• Written request:
Every record should be copied exactly, except that pictures are to be omitted.

• Information given:
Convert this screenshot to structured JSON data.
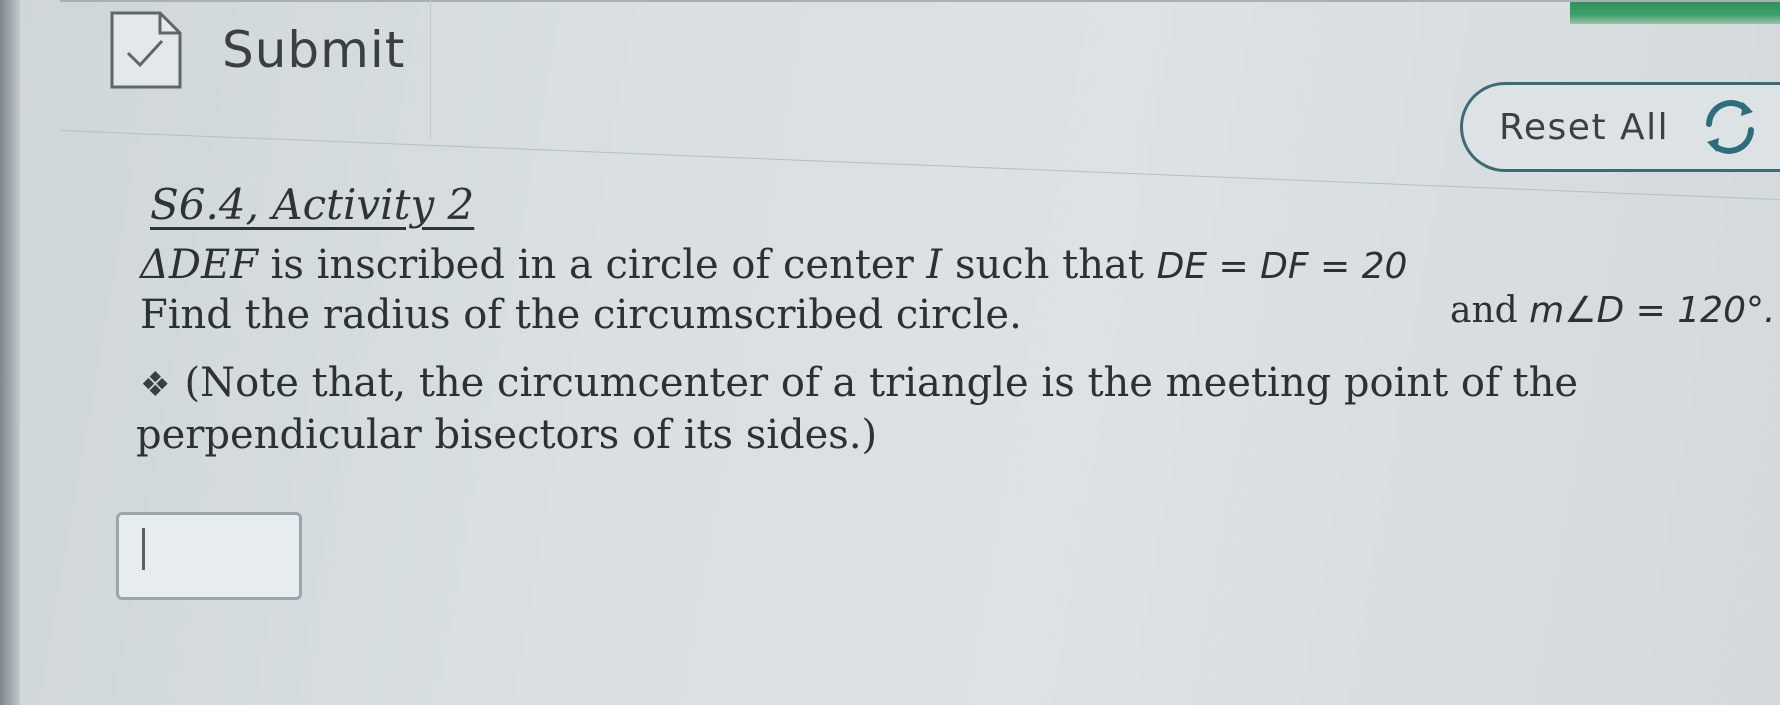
{
  "toolbar": {
    "submit_label": "Submit",
    "reset_label": "Reset All"
  },
  "activity": {
    "title": "S6.4, Activity 2",
    "line1_prefix": "ΔDEF",
    "line1_text": " is inscribed in a circle of center ",
    "line1_center": "I",
    "line1_suffix": " such that ",
    "line1_condition": "DE = DF = 20",
    "line2_text": "Find the radius of the circumscribed circle.",
    "line2_and": " and ",
    "line2_angle": "m∠D = 120°.",
    "note_line1": "(Note that, the circumcenter of a triangle is the meeting point of the",
    "note_line2": "perpendicular bisectors of its sides.)"
  },
  "answer": {
    "value": ""
  },
  "colors": {
    "reset_border": "#3d6b75",
    "refresh_icon": "#2b6f7d",
    "brand_green": "#3aa068"
  },
  "icons": {
    "submit": "document-check-icon",
    "reset": "refresh-icon",
    "note_bullet": "diamond-bullet-icon"
  }
}
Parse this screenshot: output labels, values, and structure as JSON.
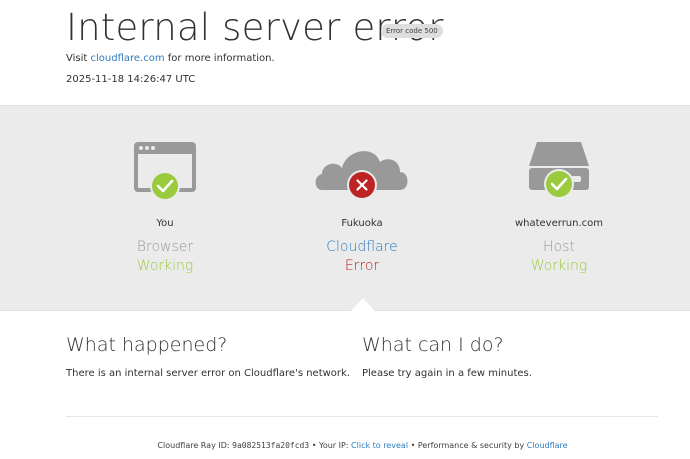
{
  "header": {
    "title": "Internal server error",
    "error_badge": "Error code 500",
    "visit_prefix": "Visit",
    "visit_link": "cloudflare.com",
    "visit_suffix": "for more information.",
    "timestamp": "2025-11-18 14:26:47 UTC"
  },
  "status_band": {
    "columns": [
      {
        "location": "You",
        "kind": "Browser",
        "status": "Working",
        "icon": "browser-icon",
        "badge_icon": "check-icon",
        "state": "ok"
      },
      {
        "location": "Fukuoka",
        "kind": "Cloudflare",
        "status": "Error",
        "icon": "cloud-icon",
        "badge_icon": "x-icon",
        "state": "error"
      },
      {
        "location": "whateverrun.com",
        "kind": "Host",
        "status": "Working",
        "icon": "server-icon",
        "badge_icon": "check-icon",
        "state": "ok"
      }
    ]
  },
  "what_happened": {
    "heading": "What happened?",
    "body": "There is an internal server error on Cloudflare's network."
  },
  "what_can_i_do": {
    "heading": "What can I do?",
    "body": "Please try again in a few minutes."
  },
  "footer": {
    "ray_label": "Cloudflare Ray ID:",
    "ray_id": "9a082513fa20fcd3",
    "sep1": "•",
    "ip_label": "Your IP:",
    "ip_link": "Click to reveal",
    "sep2": "•",
    "perf_label": "Performance & security by",
    "perf_link": "Cloudflare"
  },
  "colors": {
    "ok": "#9bca3e",
    "error": "#bd2426",
    "link": "#2f7bbf",
    "icon_gray": "#999999",
    "band": "#ebebeb"
  }
}
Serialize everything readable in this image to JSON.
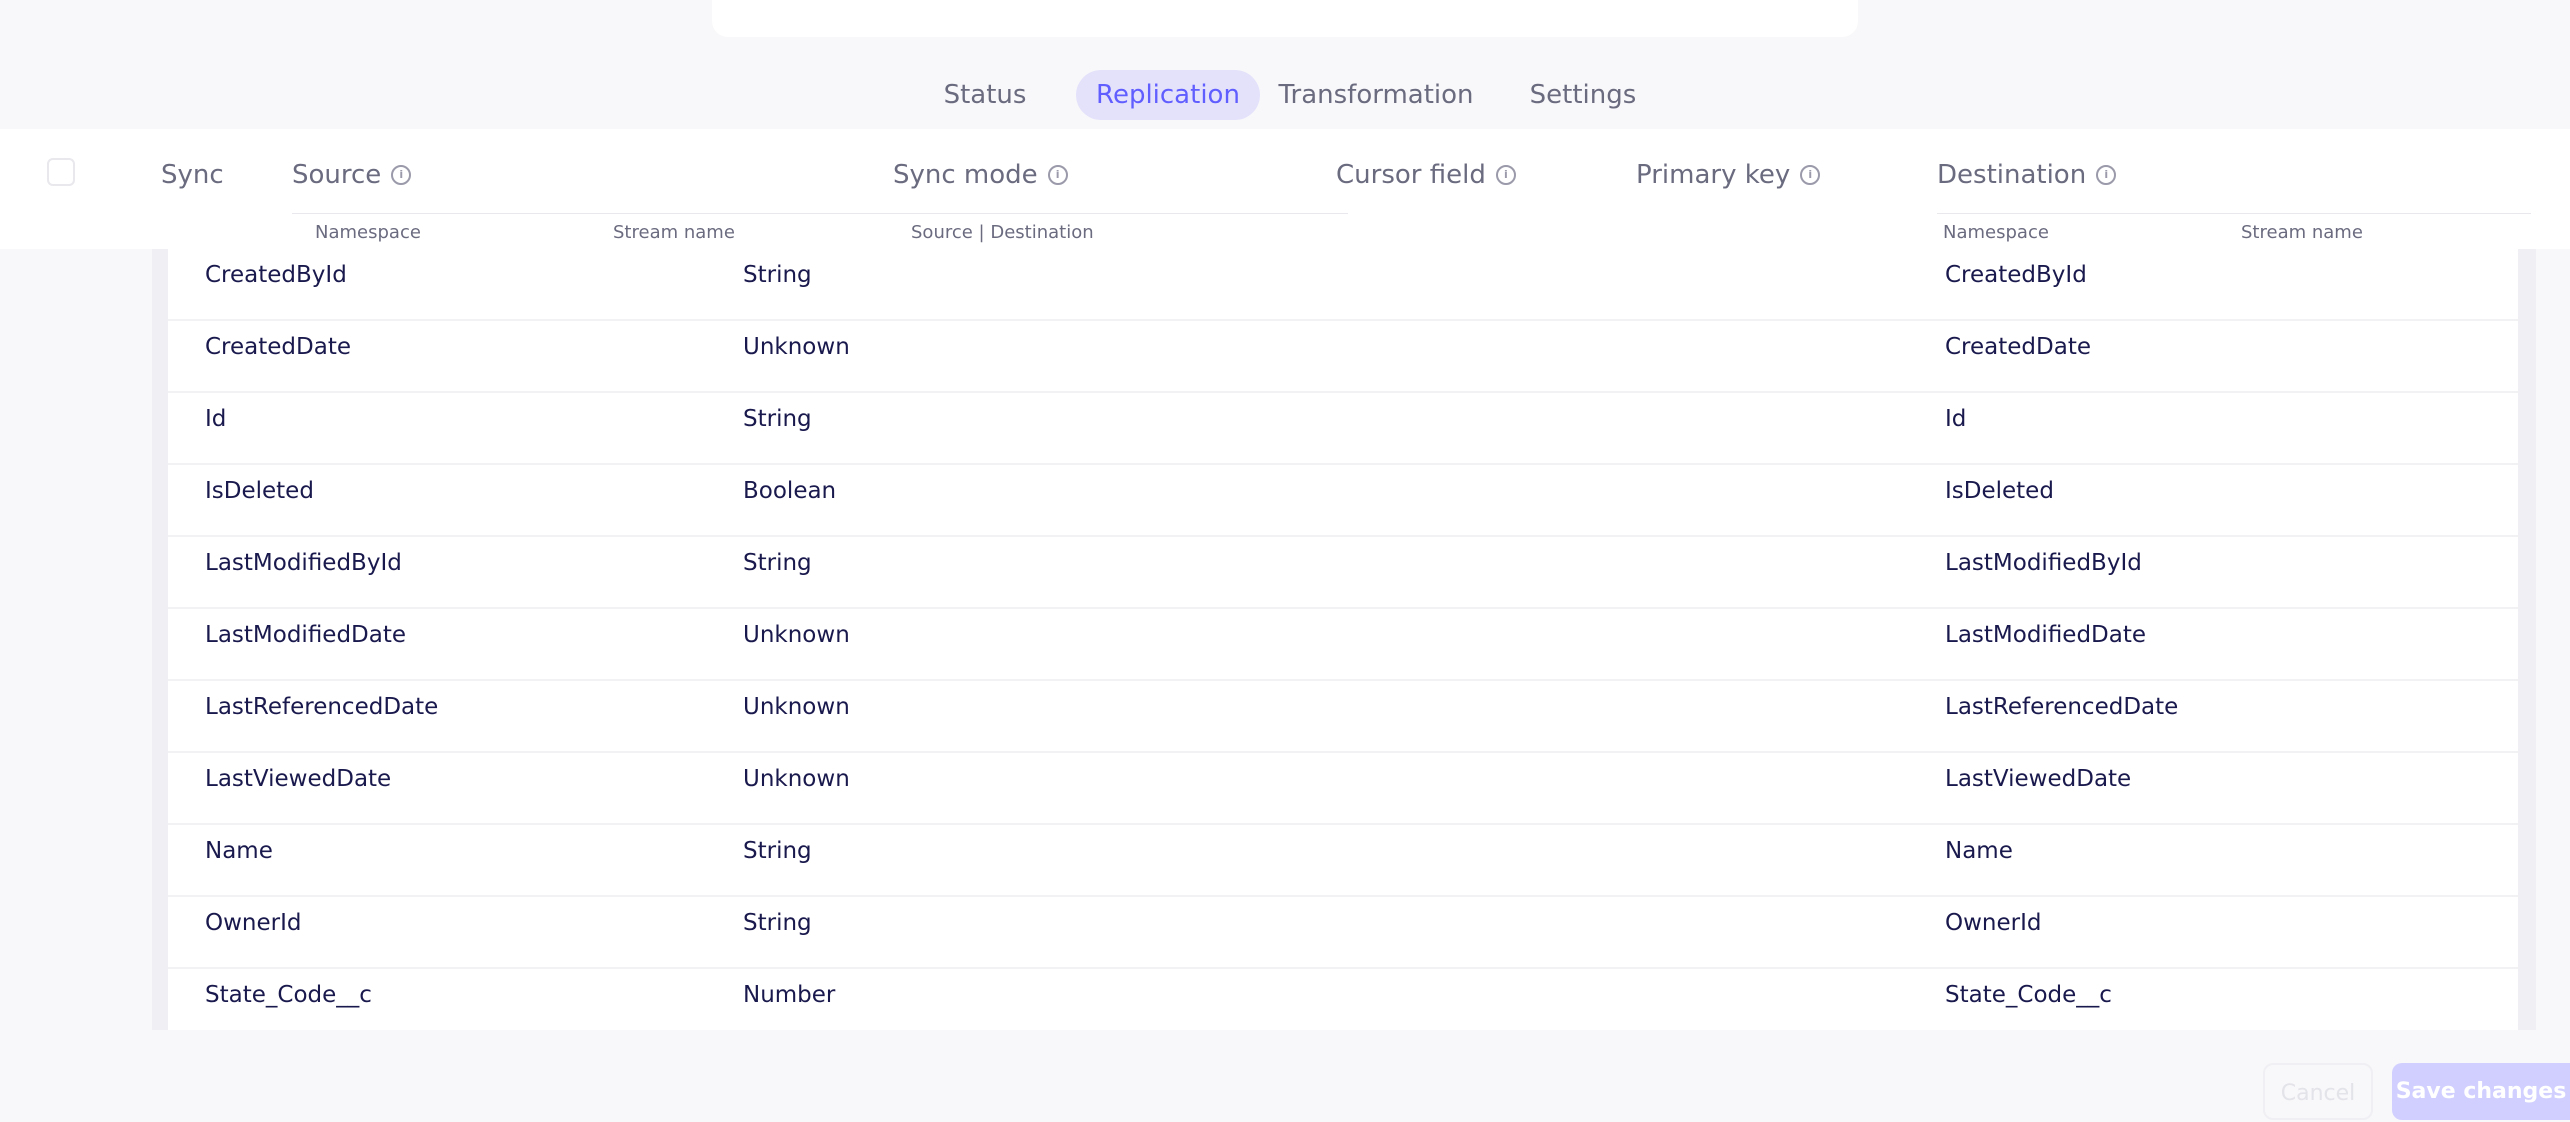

• Correct answer:
Convert this screenshot to structured JSON data.
{
  "toolbar": {
    "submit_label": "Submit",
    "reset_label": "Reset All"
  },
  "activity": {
    "title": "S6.4, Activity 2",
    "line1_prefix": "ΔDEF",
    "line1_text": " is inscribed in a circle of center ",
    "line1_center": "I",
    "line1_suffix": " such that ",
    "line1_condition": "DE = DF = 20",
    "line2_text": "Find the radius of the circumscribed circle.",
    "line2_and": " and ",
    "line2_angle": "m∠D = 120°.",
    "note_line1": "(Note that, the circumcenter of a triangle is the meeting point of the",
    "note_line2": "perpendicular bisectors of its sides.)"
  },
  "answer": {
    "value": ""
  },
  "colors": {
    "reset_border": "#3d6b75",
    "refresh_icon": "#2b6f7d",
    "brand_green": "#3aa068"
  },
  "icons": {
    "submit": "document-check-icon",
    "reset": "refresh-icon",
    "note_bullet": "diamond-bullet-icon"
  }
}
Parse this screenshot: output labels, values, and structure as JSON.
{
  "header": {
    "title": "Internal server error",
    "error_badge": "Error code 500",
    "visit_prefix": "Visit",
    "visit_link": "cloudflare.com",
    "visit_suffix": "for more information.",
    "timestamp": "2025-11-18 14:26:47 UTC"
  },
  "status_band": {
    "columns": [
      {
        "location": "You",
        "kind": "Browser",
        "status": "Working",
        "icon": "browser-icon",
        "badge_icon": "check-icon",
        "state": "ok"
      },
      {
        "location": "Fukuoka",
        "kind": "Cloudflare",
        "status": "Error",
        "icon": "cloud-icon",
        "badge_icon": "x-icon",
        "state": "error"
      },
      {
        "location": "whateverrun.com",
        "kind": "Host",
        "status": "Working",
        "icon": "server-icon",
        "badge_icon": "check-icon",
        "state": "ok"
      }
    ]
  },
  "what_happened": {
    "heading": "What happened?",
    "body": "There is an internal server error on Cloudflare's network."
  },
  "what_can_i_do": {
    "heading": "What can I do?",
    "body": "Please try again in a few minutes."
  },
  "footer": {
    "ray_label": "Cloudflare Ray ID:",
    "ray_id": "9a082513fa20fcd3",
    "sep1": "•",
    "ip_label": "Your IP:",
    "ip_link": "Click to reveal",
    "sep2": "•",
    "perf_label": "Performance & security by",
    "perf_link": "Cloudflare"
  },
  "colors": {
    "ok": "#9bca3e",
    "error": "#bd2426",
    "link": "#2f7bbf",
    "icon_gray": "#999999",
    "band": "#ebebeb"
  }
}
Serialize everything readable in this image to JSON.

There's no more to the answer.